• [Exercise brief]: In the entries that follow, find the word "Proposed" and report each line it is on.

• [Supplied records]:
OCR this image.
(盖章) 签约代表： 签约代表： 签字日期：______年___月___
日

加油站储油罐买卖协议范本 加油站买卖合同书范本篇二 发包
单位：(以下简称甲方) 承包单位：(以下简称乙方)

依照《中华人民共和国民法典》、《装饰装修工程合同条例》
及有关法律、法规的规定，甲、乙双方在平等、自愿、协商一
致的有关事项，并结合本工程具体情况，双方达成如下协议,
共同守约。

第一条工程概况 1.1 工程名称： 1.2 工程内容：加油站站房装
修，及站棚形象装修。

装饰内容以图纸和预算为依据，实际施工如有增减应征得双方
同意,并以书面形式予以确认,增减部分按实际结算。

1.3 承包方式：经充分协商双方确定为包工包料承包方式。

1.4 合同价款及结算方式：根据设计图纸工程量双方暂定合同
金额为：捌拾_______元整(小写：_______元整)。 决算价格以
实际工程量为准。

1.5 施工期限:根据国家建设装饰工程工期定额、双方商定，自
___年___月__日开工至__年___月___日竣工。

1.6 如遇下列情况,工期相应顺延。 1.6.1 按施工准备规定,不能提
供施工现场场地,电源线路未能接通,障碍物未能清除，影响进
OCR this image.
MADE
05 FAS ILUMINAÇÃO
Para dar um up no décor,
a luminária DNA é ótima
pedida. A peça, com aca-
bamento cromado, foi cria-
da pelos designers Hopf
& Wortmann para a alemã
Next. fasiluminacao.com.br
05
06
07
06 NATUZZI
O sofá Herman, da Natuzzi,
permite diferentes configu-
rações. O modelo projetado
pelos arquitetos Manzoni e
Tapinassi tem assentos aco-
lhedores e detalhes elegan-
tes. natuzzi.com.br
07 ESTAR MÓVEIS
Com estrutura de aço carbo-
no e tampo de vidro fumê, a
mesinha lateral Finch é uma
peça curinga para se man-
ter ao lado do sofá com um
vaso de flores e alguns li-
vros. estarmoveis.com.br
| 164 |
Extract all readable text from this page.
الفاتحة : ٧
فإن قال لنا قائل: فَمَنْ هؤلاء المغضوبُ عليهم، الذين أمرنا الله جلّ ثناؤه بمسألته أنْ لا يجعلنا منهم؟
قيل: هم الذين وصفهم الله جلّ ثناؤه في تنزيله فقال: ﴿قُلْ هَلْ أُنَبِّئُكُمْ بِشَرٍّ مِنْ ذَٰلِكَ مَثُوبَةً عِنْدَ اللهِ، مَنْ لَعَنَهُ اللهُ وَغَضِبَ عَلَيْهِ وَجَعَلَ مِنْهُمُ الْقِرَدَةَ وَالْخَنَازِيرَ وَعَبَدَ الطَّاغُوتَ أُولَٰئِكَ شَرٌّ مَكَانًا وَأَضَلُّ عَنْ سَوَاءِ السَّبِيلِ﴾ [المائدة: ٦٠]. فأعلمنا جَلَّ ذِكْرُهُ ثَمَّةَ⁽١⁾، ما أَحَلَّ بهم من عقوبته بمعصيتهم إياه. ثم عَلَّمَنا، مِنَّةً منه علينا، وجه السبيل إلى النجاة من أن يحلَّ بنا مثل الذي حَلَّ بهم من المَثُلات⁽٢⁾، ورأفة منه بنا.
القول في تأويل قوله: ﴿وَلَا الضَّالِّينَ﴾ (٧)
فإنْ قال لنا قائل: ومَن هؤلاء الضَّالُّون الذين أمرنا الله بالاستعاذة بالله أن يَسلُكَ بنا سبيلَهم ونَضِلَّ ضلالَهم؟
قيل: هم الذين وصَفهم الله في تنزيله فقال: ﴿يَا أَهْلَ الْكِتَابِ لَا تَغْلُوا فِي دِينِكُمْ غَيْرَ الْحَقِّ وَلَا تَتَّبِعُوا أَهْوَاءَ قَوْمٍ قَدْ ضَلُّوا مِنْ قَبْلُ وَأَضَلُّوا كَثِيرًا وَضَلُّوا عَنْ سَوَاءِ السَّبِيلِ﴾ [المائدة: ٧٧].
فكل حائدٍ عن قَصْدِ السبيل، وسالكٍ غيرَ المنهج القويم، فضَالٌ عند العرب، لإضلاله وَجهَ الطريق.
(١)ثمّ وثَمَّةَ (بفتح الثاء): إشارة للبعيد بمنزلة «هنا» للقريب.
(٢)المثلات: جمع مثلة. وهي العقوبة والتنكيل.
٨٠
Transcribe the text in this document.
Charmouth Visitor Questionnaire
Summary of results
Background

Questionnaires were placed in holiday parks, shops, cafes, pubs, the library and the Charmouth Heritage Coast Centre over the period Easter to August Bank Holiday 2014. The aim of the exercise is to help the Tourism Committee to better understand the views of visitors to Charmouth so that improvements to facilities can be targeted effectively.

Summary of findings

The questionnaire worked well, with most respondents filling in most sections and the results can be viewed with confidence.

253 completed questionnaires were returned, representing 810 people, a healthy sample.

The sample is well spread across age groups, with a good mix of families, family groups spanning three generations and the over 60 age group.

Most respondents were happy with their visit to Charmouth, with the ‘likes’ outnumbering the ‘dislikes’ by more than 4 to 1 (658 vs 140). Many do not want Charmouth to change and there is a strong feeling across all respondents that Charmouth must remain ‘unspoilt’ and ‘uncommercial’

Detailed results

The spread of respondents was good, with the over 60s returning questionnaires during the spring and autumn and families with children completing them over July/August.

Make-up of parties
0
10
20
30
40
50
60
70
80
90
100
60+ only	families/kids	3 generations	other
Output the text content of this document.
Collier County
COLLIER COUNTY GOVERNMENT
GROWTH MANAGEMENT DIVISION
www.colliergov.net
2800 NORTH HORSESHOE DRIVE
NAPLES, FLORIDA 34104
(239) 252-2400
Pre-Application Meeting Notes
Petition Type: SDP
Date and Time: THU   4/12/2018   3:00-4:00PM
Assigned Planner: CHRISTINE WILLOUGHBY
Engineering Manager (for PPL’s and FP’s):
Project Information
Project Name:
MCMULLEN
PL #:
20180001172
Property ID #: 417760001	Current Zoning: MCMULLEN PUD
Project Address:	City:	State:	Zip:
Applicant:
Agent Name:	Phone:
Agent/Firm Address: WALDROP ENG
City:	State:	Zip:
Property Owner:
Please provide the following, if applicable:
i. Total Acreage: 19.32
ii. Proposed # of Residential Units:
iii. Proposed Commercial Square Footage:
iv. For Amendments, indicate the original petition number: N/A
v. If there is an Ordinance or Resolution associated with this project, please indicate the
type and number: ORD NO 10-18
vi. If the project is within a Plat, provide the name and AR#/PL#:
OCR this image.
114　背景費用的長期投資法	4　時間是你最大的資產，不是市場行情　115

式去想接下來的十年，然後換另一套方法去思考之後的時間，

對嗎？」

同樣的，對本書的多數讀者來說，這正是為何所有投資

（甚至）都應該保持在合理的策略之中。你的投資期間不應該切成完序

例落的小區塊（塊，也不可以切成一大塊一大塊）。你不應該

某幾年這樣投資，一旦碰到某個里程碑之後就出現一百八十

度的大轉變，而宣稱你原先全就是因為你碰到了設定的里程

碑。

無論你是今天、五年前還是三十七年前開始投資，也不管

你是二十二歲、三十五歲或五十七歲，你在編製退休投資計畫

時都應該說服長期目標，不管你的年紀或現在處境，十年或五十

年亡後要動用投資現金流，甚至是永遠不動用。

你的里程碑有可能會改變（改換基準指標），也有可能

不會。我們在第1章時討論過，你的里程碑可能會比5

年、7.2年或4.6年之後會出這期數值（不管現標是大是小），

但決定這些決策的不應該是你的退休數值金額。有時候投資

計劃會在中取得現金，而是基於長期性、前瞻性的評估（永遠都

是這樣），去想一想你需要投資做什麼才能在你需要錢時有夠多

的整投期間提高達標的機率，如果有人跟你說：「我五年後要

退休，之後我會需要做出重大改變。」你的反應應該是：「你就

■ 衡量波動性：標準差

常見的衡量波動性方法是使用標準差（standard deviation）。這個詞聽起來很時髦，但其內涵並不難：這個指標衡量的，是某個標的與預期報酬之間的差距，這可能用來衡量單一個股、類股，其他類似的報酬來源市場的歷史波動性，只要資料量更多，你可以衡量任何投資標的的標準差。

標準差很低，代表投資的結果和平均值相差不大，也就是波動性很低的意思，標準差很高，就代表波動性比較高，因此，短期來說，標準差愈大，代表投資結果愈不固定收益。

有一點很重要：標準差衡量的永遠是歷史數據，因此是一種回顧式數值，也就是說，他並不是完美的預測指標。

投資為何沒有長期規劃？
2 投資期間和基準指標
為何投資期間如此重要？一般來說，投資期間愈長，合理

• [Exercise response]:
ii. Proposed # of Residential Units:
iii. Proposed Commercial Square Footage:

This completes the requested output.